* **Exercise description**: Write out the full set of records exactly. Any pictures in them do not belong in the copy.
* begin Excerpted data *
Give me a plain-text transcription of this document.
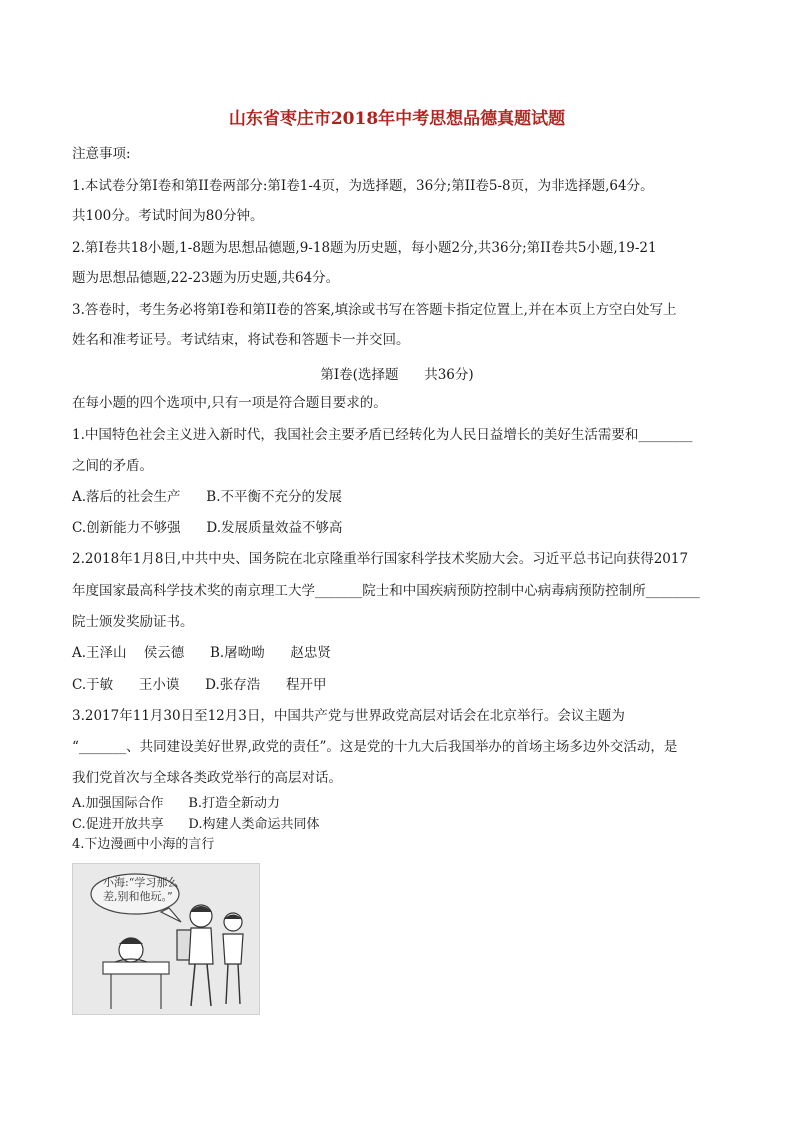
山东省枣庄市2018年中考思想品德真题试题
注意事项:
1.本试卷分第I卷和第II卷两部分:第I卷1-4页，为选择题，36分;第II卷5-8页，为非选择题,64分。
共100分。考试时间为80分钟。
2.第I卷共18小题,1-8题为思想品德题,9-18题为历史题，每小题2分,共36分;第II卷共5小题,19-21
题为思想品德题,22-23题为历史题,共64分。
3.答卷时，考生务必将第I卷和第II卷的答案,填涂或书写在答题卡指定位置上,并在本页上方空白处写上
姓名和准考证号。考试结束，将试卷和答题卡一并交回。
第I卷(选择题      共36分)
在每小题的四个选项中,只有一项是符合题目要求的。
1.中国特色社会主义进入新时代，我国社会主要矛盾已经转化为人民日益增长的美好生活需要和________
之间的矛盾。
A.落后的社会生产      B.不平衡不充分的发展
C.创新能力不够强      D.发展质量效益不够高
2.2018年1月8日,中共中央、国务院在北京隆重举行国家科学技术奖励大会。习近平总书记向获得2017
年度国家最高科学技术奖的南京理工大学_______院士和中国疾病预防控制中心病毒病预防控制所________
院士颁发奖励证书。
A.王泽山    侯云德      B.屠呦呦      赵忠贤
C.于敏      王小谟      D.张存浩      程开甲
3.2017年11月30日至12月3日，中国共产党与世界政党高层对话会在北京举行。会议主题为
“_______、共同建设美好世界,政党的责任”。这是党的十九大后我国举办的首场主场多边外交活动，是
我们党首次与全球各类政党举行的高层对话。
A.加强国际合作      B.打造全新动力
C.促进开放共享      D.构建人类命运共同体
4.下边漫画中小海的言行
小海:“学习那么
差,别和他玩。”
* end Excerpted data *
* **Task solution**:
Give me a plain-text transcription of this document.
山东省枣庄市2018年中考思想品德真题试题
注意事项:
1.本试卷分第I卷和第II卷两部分:第I卷1-4页，为选择题，36分;第II卷5-8页，为非选择题,64分。
共100分。考试时间为80分钟。
2.第I卷共18小题,1-8题为思想品德题,9-18题为历史题，每小题2分,共36分;第II卷共5小题,19-21
题为思想品德题,22-23题为历史题,共64分。
3.答卷时，考生务必将第I卷和第II卷的答案,填涂或书写在答题卡指定位置上,并在本页上方空白处写上
姓名和准考证号。考试结束，将试卷和答题卡一并交回。
第I卷(选择题      共36分)
在每小题的四个选项中,只有一项是符合题目要求的。
1.中国特色社会主义进入新时代，我国社会主要矛盾已经转化为人民日益增长的美好生活需要和________
之间的矛盾。
A.落后的社会生产      B.不平衡不充分的发展
C.创新能力不够强      D.发展质量效益不够高
2.2018年1月8日,中共中央、国务院在北京隆重举行国家科学技术奖励大会。习近平总书记向获得2017
年度国家最高科学技术奖的南京理工大学_______院士和中国疾病预防控制中心病毒病预防控制所________
院士颁发奖励证书。
A.王泽山    侯云德      B.屠呦呦      赵忠贤
C.于敏      王小谟      D.张存浩      程开甲
3.2017年11月30日至12月3日，中国共产党与世界政党高层对话会在北京举行。会议主题为
“_______、共同建设美好世界,政党的责任”。这是党的十九大后我国举办的首场主场多边外交活动，是
我们党首次与全球各类政党举行的高层对话。
A.加强国际合作      B.打造全新动力
C.促进开放共享      D.构建人类命运共同体
4.下边漫画中小海的言行
小海:“学习那么
差,别和他玩。”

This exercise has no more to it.